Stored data
** START **

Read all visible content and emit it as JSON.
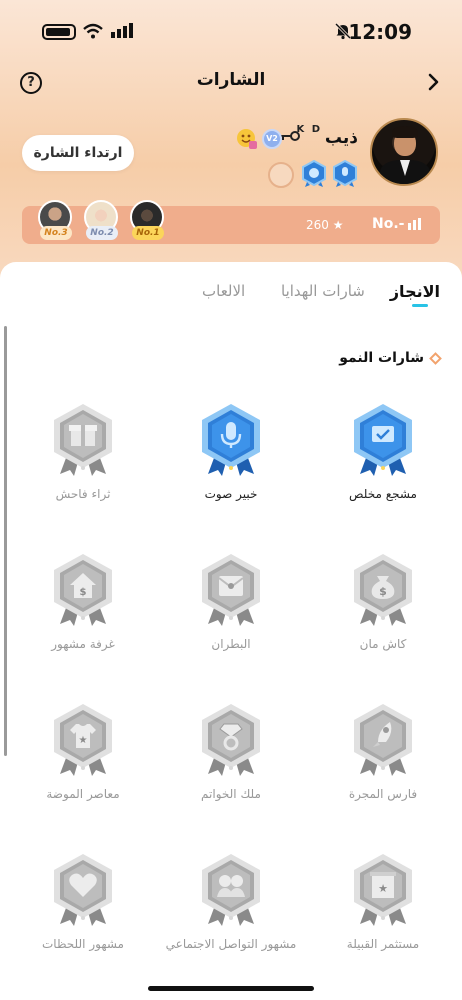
{
  "status": {
    "time": "12:09"
  },
  "header": {
    "title": "الشارات",
    "help": "?"
  },
  "profile": {
    "name": "ذيب",
    "tag": "K D",
    "vip": "V2",
    "equip_button": "ارتداء الشارة"
  },
  "ranking": {
    "top": [
      {
        "tag": "No.3",
        "color": "#e49a3b"
      },
      {
        "tag": "No.2",
        "color": "#9aa7c2"
      },
      {
        "tag": "No.1",
        "color": "#e0a21a"
      }
    ],
    "score": "260",
    "my_rank": "No.-"
  },
  "tabs": [
    {
      "label": "الانجاز",
      "active": true
    },
    {
      "label": "شارات الهدايا",
      "active": false
    },
    {
      "label": "الالعاب",
      "active": false
    }
  ],
  "section_title": "شارات النمو",
  "badges": [
    {
      "name": "مشجع مخلص",
      "icon": "screen-check-icon",
      "unlocked": true
    },
    {
      "name": "خبير صوت",
      "icon": "microphone-icon",
      "unlocked": true
    },
    {
      "name": "ثراء فاحش",
      "icon": "gift-icon",
      "unlocked": false
    },
    {
      "name": "كاش مان",
      "icon": "money-bag-icon",
      "unlocked": false
    },
    {
      "name": "البطران",
      "icon": "envelope-icon",
      "unlocked": false
    },
    {
      "name": "غرفة مشهور",
      "icon": "house-dollar-icon",
      "unlocked": false
    },
    {
      "name": "فارس المجرة",
      "icon": "rocket-icon",
      "unlocked": false
    },
    {
      "name": "ملك الخواتم",
      "icon": "diamond-ring-icon",
      "unlocked": false
    },
    {
      "name": "معاصر الموضة",
      "icon": "tshirt-icon",
      "unlocked": false
    },
    {
      "name": "مستثمر القبيلة",
      "icon": "flag-star-icon",
      "unlocked": false
    },
    {
      "name": "مشهور التواصل الاجتماعي",
      "icon": "people-icon",
      "unlocked": false
    },
    {
      "name": "مشهور اللحظات",
      "icon": "heart-icon",
      "unlocked": false
    }
  ],
  "colors": {
    "accent": "#29c3e6",
    "unlocked_badge": "#2f7fd8",
    "locked_badge": "#a9a9a9"
  }
}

** END **

TASK REQUIREMENTS |
Give all the entries again exactly, dropping each picture.

COMPLETED EXERCISE |
Read all visible content and emit it as JSON.
{
  "status": {
    "time": "12:09"
  },
  "header": {
    "title": "الشارات",
    "help": "?"
  },
  "profile": {
    "name": "ذيب",
    "tag": "K D",
    "vip": "V2",
    "equip_button": "ارتداء الشارة"
  },
  "ranking": {
    "top": [
      {
        "tag": "No.3",
        "color": "#e49a3b"
      },
      {
        "tag": "No.2",
        "color": "#9aa7c2"
      },
      {
        "tag": "No.1",
        "color": "#e0a21a"
      }
    ],
    "score": "260",
    "my_rank": "No.-"
  },
  "tabs": [
    {
      "label": "الانجاز",
      "active": true
    },
    {
      "label": "شارات الهدايا",
      "active": false
    },
    {
      "label": "الالعاب",
      "active": false
    }
  ],
  "section_title": "شارات النمو",
  "badges": [
    {
      "name": "مشجع مخلص",
      "icon": "screen-check-icon",
      "unlocked": true
    },
    {
      "name": "خبير صوت",
      "icon": "microphone-icon",
      "unlocked": true
    },
    {
      "name": "ثراء فاحش",
      "icon": "gift-icon",
      "unlocked": false
    },
    {
      "name": "كاش مان",
      "icon": "money-bag-icon",
      "unlocked": false
    },
    {
      "name": "البطران",
      "icon": "envelope-icon",
      "unlocked": false
    },
    {
      "name": "غرفة مشهور",
      "icon": "house-dollar-icon",
      "unlocked": false
    },
    {
      "name": "فارس المجرة",
      "icon": "rocket-icon",
      "unlocked": false
    },
    {
      "name": "ملك الخواتم",
      "icon": "diamond-ring-icon",
      "unlocked": false
    },
    {
      "name": "معاصر الموضة",
      "icon": "tshirt-icon",
      "unlocked": false
    },
    {
      "name": "مستثمر القبيلة",
      "icon": "flag-star-icon",
      "unlocked": false
    },
    {
      "name": "مشهور التواصل الاجتماعي",
      "icon": "people-icon",
      "unlocked": false
    },
    {
      "name": "مشهور اللحظات",
      "icon": "heart-icon",
      "unlocked": false
    }
  ],
  "colors": {
    "accent": "#29c3e6",
    "unlocked_badge": "#2f7fd8",
    "locked_badge": "#a9a9a9"
  }
}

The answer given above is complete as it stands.